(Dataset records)

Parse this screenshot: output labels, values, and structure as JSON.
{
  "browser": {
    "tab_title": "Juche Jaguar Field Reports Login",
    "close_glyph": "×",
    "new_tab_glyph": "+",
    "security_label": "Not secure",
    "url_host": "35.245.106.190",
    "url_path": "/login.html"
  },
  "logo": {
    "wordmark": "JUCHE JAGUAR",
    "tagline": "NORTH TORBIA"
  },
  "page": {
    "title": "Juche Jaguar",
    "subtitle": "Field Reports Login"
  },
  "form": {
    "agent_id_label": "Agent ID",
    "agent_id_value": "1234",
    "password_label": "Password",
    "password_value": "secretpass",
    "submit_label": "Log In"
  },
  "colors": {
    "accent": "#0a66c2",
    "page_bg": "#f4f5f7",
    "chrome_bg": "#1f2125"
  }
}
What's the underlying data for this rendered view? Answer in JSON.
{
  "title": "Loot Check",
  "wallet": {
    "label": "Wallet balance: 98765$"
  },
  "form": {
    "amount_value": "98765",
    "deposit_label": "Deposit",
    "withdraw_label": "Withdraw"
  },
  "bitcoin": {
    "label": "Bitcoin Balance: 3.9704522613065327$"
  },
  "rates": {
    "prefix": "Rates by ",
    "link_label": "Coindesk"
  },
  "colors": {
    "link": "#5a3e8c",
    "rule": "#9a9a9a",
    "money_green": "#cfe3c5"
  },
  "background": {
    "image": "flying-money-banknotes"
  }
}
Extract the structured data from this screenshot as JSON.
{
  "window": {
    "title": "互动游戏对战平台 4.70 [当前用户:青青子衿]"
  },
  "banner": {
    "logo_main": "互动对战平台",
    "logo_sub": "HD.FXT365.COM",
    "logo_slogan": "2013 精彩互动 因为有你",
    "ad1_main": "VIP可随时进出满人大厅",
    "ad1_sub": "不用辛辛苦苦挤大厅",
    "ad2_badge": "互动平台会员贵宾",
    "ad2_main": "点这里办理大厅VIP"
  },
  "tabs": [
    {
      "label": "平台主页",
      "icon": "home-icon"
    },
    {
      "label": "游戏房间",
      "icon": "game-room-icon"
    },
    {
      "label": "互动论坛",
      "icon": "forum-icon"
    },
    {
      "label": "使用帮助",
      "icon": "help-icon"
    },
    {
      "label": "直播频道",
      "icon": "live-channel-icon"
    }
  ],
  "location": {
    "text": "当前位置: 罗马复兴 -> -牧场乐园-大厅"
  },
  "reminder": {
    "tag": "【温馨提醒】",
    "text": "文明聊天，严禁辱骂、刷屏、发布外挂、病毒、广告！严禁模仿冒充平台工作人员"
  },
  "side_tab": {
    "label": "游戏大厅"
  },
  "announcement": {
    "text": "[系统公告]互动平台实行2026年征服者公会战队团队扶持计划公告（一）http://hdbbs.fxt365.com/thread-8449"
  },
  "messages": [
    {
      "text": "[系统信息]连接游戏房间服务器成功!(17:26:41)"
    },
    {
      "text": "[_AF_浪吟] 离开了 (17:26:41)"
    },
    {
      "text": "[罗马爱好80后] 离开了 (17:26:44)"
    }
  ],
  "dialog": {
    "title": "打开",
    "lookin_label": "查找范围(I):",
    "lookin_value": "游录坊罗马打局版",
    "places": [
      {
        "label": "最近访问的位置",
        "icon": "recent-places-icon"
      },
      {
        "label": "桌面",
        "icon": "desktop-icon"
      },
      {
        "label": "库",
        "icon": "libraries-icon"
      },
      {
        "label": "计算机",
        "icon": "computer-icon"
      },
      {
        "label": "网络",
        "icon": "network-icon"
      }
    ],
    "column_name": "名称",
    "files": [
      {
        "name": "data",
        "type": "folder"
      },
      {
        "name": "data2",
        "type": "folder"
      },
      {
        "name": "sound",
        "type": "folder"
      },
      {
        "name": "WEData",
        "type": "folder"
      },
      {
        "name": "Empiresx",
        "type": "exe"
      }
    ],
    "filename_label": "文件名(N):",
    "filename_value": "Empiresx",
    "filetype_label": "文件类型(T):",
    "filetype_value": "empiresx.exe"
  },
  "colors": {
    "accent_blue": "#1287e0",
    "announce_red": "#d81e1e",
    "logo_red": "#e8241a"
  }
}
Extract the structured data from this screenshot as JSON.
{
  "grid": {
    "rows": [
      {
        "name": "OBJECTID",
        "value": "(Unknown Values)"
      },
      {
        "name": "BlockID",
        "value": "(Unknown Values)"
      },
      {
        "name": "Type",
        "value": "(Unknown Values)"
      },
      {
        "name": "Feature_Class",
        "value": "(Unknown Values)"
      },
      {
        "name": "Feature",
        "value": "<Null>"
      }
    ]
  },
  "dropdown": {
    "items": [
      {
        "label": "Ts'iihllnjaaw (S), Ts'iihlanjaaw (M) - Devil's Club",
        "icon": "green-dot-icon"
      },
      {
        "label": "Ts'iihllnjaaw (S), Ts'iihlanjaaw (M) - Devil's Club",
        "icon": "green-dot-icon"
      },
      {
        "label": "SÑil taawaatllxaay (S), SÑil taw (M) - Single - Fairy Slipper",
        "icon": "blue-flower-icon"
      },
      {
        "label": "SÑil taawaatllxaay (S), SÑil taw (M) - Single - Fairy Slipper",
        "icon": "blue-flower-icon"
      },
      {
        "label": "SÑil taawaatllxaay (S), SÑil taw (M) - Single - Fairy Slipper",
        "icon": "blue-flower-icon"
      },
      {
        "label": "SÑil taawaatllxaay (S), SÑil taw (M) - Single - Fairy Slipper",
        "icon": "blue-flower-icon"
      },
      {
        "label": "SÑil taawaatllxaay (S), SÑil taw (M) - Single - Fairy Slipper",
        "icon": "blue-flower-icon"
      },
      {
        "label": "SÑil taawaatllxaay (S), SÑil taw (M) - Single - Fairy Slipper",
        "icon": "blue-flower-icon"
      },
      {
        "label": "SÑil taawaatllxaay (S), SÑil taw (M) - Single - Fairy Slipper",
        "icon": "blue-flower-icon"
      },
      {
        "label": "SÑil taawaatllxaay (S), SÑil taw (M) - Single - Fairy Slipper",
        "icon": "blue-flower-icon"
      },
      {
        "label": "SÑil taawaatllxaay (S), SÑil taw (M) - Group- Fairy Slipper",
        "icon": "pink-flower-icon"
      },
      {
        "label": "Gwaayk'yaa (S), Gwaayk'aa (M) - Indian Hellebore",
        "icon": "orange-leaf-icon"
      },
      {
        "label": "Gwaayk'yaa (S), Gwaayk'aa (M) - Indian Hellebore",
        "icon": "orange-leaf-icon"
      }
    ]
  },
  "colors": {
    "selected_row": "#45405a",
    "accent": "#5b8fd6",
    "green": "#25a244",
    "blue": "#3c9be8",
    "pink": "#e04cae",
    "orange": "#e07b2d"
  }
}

What needs to be done: Pick out each line in the material containing "Reports".

Answer below:
    "tab_title": "Juche Jaguar Field Reports Login",
    "subtitle": "Field Reports Login"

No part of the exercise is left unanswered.